Report each line of the data below in which "document" appears.
================
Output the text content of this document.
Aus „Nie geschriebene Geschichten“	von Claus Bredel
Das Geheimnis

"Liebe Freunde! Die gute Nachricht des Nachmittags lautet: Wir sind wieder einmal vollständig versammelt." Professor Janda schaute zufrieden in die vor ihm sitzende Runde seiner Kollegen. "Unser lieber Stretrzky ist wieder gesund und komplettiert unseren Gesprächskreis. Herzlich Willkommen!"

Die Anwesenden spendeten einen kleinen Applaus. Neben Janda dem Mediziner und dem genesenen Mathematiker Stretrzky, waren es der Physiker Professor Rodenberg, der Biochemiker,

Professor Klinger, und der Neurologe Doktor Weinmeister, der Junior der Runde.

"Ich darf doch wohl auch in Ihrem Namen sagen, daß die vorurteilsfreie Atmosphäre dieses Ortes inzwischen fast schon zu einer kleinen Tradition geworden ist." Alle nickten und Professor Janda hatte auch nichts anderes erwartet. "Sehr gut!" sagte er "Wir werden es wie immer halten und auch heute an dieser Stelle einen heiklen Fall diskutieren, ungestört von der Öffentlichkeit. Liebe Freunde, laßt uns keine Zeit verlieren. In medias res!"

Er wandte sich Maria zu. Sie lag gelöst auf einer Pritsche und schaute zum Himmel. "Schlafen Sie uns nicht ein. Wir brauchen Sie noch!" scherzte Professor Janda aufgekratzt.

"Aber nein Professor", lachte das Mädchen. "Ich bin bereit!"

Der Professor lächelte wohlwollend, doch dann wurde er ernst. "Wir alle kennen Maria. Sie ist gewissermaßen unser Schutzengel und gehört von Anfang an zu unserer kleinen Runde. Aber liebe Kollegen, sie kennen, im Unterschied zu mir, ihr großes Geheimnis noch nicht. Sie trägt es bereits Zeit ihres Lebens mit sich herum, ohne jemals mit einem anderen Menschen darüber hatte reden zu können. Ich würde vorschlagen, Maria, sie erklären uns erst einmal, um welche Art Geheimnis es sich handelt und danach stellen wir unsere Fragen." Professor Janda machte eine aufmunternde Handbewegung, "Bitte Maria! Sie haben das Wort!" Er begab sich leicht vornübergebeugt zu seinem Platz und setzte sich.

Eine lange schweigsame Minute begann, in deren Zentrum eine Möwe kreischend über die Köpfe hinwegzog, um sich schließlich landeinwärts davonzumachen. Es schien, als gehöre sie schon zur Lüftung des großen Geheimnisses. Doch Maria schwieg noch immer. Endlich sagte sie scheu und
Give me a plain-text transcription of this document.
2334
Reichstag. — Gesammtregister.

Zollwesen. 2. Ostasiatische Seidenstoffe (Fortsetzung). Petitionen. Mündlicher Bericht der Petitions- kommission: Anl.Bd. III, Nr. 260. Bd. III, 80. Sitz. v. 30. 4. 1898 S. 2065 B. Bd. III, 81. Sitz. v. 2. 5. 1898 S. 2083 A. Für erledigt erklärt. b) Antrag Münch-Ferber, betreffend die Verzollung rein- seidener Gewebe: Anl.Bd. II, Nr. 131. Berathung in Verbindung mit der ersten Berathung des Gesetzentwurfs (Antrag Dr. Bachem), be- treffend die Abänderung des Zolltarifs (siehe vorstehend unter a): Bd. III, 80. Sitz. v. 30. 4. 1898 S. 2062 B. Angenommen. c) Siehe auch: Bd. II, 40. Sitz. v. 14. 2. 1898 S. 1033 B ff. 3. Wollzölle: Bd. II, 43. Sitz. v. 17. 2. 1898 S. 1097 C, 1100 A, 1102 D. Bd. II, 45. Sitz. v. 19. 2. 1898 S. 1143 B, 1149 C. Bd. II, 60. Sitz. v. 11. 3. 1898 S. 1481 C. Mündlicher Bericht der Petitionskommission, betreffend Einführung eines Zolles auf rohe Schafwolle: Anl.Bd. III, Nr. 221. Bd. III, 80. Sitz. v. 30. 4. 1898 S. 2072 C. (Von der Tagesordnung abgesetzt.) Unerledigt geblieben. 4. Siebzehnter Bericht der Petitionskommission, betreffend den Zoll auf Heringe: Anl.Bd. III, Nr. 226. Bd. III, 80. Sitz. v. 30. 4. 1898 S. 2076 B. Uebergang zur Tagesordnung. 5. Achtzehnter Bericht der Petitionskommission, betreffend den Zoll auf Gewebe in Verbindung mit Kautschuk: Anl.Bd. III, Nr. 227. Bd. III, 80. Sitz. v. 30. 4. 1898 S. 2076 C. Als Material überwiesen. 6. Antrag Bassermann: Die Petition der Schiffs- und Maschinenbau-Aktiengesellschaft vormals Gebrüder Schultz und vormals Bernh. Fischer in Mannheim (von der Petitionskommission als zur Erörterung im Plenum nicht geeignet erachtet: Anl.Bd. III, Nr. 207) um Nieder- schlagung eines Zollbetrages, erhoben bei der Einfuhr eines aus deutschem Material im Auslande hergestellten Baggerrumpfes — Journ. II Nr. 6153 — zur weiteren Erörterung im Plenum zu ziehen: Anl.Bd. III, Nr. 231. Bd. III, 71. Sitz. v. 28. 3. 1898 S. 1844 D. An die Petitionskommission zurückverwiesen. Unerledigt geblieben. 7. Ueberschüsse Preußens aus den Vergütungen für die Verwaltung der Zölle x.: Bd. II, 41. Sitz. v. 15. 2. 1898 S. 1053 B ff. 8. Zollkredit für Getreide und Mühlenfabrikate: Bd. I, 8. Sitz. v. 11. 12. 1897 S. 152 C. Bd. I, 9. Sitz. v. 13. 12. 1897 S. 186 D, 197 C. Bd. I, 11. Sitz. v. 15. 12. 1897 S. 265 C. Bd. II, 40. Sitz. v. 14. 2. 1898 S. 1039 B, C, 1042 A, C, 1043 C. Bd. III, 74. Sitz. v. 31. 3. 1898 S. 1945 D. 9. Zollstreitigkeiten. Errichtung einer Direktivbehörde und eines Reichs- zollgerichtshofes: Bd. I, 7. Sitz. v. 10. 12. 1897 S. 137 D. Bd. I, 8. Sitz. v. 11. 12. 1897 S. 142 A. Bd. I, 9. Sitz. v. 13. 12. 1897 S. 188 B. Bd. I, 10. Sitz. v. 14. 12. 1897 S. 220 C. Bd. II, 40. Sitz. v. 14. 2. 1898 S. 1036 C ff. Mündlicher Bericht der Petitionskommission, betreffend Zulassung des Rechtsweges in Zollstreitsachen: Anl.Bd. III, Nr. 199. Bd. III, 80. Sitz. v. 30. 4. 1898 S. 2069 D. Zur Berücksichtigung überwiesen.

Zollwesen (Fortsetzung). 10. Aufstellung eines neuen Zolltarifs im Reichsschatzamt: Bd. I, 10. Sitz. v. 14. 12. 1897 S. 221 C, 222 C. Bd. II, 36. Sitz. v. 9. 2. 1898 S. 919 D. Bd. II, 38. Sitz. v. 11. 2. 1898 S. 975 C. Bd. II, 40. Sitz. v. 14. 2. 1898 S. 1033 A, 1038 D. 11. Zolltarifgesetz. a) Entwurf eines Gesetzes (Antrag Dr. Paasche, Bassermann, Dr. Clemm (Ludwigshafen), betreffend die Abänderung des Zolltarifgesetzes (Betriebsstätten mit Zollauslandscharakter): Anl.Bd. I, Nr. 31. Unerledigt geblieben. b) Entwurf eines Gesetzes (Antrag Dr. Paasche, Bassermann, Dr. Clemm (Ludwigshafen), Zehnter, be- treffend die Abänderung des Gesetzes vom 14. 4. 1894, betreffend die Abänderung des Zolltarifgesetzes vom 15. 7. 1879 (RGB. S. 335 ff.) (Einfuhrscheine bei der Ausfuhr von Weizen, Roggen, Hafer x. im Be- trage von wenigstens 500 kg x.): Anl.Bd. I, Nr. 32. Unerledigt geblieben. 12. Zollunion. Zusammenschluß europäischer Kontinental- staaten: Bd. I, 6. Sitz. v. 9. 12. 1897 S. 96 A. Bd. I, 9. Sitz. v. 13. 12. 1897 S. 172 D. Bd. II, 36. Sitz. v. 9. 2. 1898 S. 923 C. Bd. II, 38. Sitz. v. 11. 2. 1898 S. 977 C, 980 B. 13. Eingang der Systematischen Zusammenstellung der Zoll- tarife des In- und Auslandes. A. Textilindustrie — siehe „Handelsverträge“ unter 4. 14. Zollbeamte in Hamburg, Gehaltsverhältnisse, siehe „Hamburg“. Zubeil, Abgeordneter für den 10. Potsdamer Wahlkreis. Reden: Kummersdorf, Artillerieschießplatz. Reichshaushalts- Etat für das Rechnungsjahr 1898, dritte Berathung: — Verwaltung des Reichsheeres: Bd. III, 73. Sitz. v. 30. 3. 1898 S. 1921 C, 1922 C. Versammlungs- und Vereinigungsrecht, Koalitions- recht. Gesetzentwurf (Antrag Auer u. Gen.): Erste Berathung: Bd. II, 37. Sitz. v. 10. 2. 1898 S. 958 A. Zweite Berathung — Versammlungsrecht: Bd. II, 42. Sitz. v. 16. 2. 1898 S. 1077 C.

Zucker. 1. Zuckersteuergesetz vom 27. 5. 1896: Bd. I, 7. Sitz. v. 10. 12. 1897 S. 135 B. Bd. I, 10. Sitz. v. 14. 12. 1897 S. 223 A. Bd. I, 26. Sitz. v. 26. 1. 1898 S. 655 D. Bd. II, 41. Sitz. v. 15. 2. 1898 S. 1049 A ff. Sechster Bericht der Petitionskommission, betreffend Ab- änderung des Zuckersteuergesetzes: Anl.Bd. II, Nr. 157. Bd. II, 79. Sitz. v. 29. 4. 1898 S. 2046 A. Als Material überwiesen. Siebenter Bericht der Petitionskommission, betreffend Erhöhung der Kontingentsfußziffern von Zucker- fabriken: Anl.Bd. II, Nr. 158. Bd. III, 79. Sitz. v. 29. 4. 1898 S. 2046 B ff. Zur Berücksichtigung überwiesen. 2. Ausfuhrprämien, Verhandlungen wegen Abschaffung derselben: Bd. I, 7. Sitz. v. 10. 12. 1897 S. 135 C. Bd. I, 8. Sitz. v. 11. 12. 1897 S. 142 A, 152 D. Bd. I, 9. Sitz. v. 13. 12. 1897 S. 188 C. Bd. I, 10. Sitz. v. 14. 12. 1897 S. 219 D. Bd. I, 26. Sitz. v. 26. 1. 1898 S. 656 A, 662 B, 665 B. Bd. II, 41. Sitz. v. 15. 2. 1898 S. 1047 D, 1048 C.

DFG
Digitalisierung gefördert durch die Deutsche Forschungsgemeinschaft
================
[YOUR SOLUTION]:
Output the text content of this document.
Give me a plain-text transcription of this document.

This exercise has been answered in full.